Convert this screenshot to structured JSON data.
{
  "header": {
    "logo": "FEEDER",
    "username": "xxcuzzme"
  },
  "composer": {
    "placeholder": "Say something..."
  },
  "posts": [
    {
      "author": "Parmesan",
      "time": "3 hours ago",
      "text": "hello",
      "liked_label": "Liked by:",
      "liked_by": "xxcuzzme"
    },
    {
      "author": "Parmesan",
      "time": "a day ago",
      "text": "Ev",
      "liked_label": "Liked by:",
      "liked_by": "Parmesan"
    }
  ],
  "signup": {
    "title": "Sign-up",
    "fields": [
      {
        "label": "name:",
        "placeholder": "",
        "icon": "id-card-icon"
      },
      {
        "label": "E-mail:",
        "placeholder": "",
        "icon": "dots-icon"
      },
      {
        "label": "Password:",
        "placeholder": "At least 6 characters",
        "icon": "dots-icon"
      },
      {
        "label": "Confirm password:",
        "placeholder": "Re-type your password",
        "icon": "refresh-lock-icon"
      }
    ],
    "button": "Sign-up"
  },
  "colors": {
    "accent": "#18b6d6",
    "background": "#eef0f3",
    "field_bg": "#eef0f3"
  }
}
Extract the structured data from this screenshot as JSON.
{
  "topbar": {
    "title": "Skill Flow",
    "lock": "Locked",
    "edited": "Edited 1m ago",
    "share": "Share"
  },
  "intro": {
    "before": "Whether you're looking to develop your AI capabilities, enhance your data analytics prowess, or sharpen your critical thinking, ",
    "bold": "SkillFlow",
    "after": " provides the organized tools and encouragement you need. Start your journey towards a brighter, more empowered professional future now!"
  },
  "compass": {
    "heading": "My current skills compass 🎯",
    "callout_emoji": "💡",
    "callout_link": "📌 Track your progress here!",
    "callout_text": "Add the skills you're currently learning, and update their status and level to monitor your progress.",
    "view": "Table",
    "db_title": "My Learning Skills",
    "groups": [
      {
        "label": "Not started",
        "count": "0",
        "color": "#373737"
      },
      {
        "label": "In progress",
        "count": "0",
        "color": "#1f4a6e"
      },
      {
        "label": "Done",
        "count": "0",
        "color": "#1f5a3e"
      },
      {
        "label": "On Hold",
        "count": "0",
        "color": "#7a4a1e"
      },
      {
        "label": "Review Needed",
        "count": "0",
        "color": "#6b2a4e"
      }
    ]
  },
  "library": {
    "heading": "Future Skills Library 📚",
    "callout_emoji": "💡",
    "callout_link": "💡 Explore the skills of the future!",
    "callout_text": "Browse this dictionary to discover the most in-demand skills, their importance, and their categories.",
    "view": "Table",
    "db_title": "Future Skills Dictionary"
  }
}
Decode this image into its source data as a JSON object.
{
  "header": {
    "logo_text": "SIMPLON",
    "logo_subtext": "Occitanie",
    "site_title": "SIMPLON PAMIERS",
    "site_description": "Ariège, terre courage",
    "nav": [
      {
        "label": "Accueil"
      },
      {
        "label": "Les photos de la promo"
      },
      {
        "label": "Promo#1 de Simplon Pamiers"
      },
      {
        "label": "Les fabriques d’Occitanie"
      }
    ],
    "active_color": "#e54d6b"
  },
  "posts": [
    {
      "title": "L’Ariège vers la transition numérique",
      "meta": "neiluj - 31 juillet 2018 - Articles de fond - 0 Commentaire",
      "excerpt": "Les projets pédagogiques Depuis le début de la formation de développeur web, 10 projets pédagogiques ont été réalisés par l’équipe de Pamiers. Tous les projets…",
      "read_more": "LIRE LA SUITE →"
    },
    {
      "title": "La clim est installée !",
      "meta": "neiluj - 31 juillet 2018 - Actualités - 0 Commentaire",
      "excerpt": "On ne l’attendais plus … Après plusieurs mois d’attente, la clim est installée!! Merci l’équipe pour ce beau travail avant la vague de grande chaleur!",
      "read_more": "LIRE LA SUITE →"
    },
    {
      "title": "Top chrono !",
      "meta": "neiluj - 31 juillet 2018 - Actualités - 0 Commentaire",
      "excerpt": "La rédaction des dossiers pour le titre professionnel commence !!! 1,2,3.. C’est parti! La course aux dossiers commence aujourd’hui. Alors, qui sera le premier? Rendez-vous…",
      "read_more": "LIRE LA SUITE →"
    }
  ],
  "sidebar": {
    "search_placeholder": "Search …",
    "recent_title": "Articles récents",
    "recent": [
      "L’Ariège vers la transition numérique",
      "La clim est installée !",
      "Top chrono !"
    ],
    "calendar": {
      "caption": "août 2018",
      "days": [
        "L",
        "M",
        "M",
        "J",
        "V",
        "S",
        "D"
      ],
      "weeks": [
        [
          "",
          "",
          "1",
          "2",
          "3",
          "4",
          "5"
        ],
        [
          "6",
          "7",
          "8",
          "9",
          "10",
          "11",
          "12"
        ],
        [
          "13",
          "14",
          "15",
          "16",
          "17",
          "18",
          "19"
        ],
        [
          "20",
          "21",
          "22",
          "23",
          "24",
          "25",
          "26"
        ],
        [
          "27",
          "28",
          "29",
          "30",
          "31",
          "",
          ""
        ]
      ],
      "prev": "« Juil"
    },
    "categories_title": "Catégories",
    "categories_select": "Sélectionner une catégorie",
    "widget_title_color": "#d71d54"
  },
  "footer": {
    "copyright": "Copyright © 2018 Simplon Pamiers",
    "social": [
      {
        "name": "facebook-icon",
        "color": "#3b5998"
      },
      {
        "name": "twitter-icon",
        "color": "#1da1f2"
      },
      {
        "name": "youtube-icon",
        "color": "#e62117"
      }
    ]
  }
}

### TO BE DONE
Send back all of the entries exactly, with nothing missing.

### THE REPLY
Convert this screenshot to structured JSON data.
{
  "header": {
    "logo": "FEEDER",
    "username": "xxcuzzme"
  },
  "composer": {
    "placeholder": "Say something..."
  },
  "posts": [
    {
      "author": "Parmesan",
      "time": "3 hours ago",
      "text": "hello",
      "liked_label": "Liked by:",
      "liked_by": "xxcuzzme"
    },
    {
      "author": "Parmesan",
      "time": "a day ago",
      "text": "Ev",
      "liked_label": "Liked by:",
      "liked_by": "Parmesan"
    }
  ],
  "signup": {
    "title": "Sign-up",
    "fields": [
      {
        "label": "name:",
        "placeholder": "",
        "icon": "id-card-icon"
      },
      {
        "label": "E-mail:",
        "placeholder": "",
        "icon": "dots-icon"
      },
      {
        "label": "Password:",
        "placeholder": "At least 6 characters",
        "icon": "dots-icon"
      },
      {
        "label": "Confirm password:",
        "placeholder": "Re-type your password",
        "icon": "refresh-lock-icon"
      }
    ],
    "button": "Sign-up"
  },
  "colors": {
    "accent": "#18b6d6",
    "background": "#eef0f3",
    "field_bg": "#eef0f3"
  }
}
Extract the structured data from this screenshot as JSON.
{
  "topbar": {
    "title": "Skill Flow",
    "lock": "Locked",
    "edited": "Edited 1m ago",
    "share": "Share"
  },
  "intro": {
    "before": "Whether you're looking to develop your AI capabilities, enhance your data analytics prowess, or sharpen your critical thinking, ",
    "bold": "SkillFlow",
    "after": " provides the organized tools and encouragement you need. Start your journey towards a brighter, more empowered professional future now!"
  },
  "compass": {
    "heading": "My current skills compass 🎯",
    "callout_emoji": "💡",
    "callout_link": "📌 Track your progress here!",
    "callout_text": "Add the skills you're currently learning, and update their status and level to monitor your progress.",
    "view": "Table",
    "db_title": "My Learning Skills",
    "groups": [
      {
        "label": "Not started",
        "count": "0",
        "color": "#373737"
      },
      {
        "label": "In progress",
        "count": "0",
        "color": "#1f4a6e"
      },
      {
        "label": "Done",
        "count": "0",
        "color": "#1f5a3e"
      },
      {
        "label": "On Hold",
        "count": "0",
        "color": "#7a4a1e"
      },
      {
        "label": "Review Needed",
        "count": "0",
        "color": "#6b2a4e"
      }
    ]
  },
  "library": {
    "heading": "Future Skills Library 📚",
    "callout_emoji": "💡",
    "callout_link": "💡 Explore the skills of the future!",
    "callout_text": "Browse this dictionary to discover the most in-demand skills, their importance, and their categories.",
    "view": "Table",
    "db_title": "Future Skills Dictionary"
  }
}
Decode this image into its source data as a JSON object.
{
  "header": {
    "logo_text": "SIMPLON",
    "logo_subtext": "Occitanie",
    "site_title": "SIMPLON PAMIERS",
    "site_description": "Ariège, terre courage",
    "nav": [
      {
        "label": "Accueil"
      },
      {
        "label": "Les photos de la promo"
      },
      {
        "label": "Promo#1 de Simplon Pamiers"
      },
      {
        "label": "Les fabriques d’Occitanie"
      }
    ],
    "active_color": "#e54d6b"
  },
  "posts": [
    {
      "title": "L’Ariège vers la transition numérique",
      "meta": "neiluj - 31 juillet 2018 - Articles de fond - 0 Commentaire",
      "excerpt": "Les projets pédagogiques Depuis le début de la formation de développeur web, 10 projets pédagogiques ont été réalisés par l’équipe de Pamiers. Tous les projets…",
      "read_more": "LIRE LA SUITE →"
    },
    {
      "title": "La clim est installée !",
      "meta": "neiluj - 31 juillet 2018 - Actualités - 0 Commentaire",
      "excerpt": "On ne l’attendais plus … Après plusieurs mois d’attente, la clim est installée!! Merci l’équipe pour ce beau travail avant la vague de grande chaleur!",
      "read_more": "LIRE LA SUITE →"
    },
    {
      "title": "Top chrono !",
      "meta": "neiluj - 31 juillet 2018 - Actualités - 0 Commentaire",
      "excerpt": "La rédaction des dossiers pour le titre professionnel commence !!! 1,2,3.. C’est parti! La course aux dossiers commence aujourd’hui. Alors, qui sera le premier? Rendez-vous…",
      "read_more": "LIRE LA SUITE →"
    }
  ],
  "sidebar": {
    "search_placeholder": "Search …",
    "recent_title": "Articles récents",
    "recent": [
      "L’Ariège vers la transition numérique",
      "La clim est installée !",
      "Top chrono !"
    ],
    "calendar": {
      "caption": "août 2018",
      "days": [
        "L",
        "M",
        "M",
        "J",
        "V",
        "S",
        "D"
      ],
      "weeks": [
        [
          "",
          "",
          "1",
          "2",
          "3",
          "4",
          "5"
        ],
        [
          "6",
          "7",
          "8",
          "9",
          "10",
          "11",
          "12"
        ],
        [
          "13",
          "14",
          "15",
          "16",
          "17",
          "18",
          "19"
        ],
        [
          "20",
          "21",
          "22",
          "23",
          "24",
          "25",
          "26"
        ],
        [
          "27",
          "28",
          "29",
          "30",
          "31",
          "",
          ""
        ]
      ],
      "prev": "« Juil"
    },
    "categories_title": "Catégories",
    "categories_select": "Sélectionner une catégorie",
    "widget_title_color": "#d71d54"
  },
  "footer": {
    "copyright": "Copyright © 2018 Simplon Pamiers",
    "social": [
      {
        "name": "facebook-icon",
        "color": "#3b5998"
      },
      {
        "name": "twitter-icon",
        "color": "#1da1f2"
      },
      {
        "name": "youtube-icon",
        "color": "#e62117"
      }
    ]
  }
}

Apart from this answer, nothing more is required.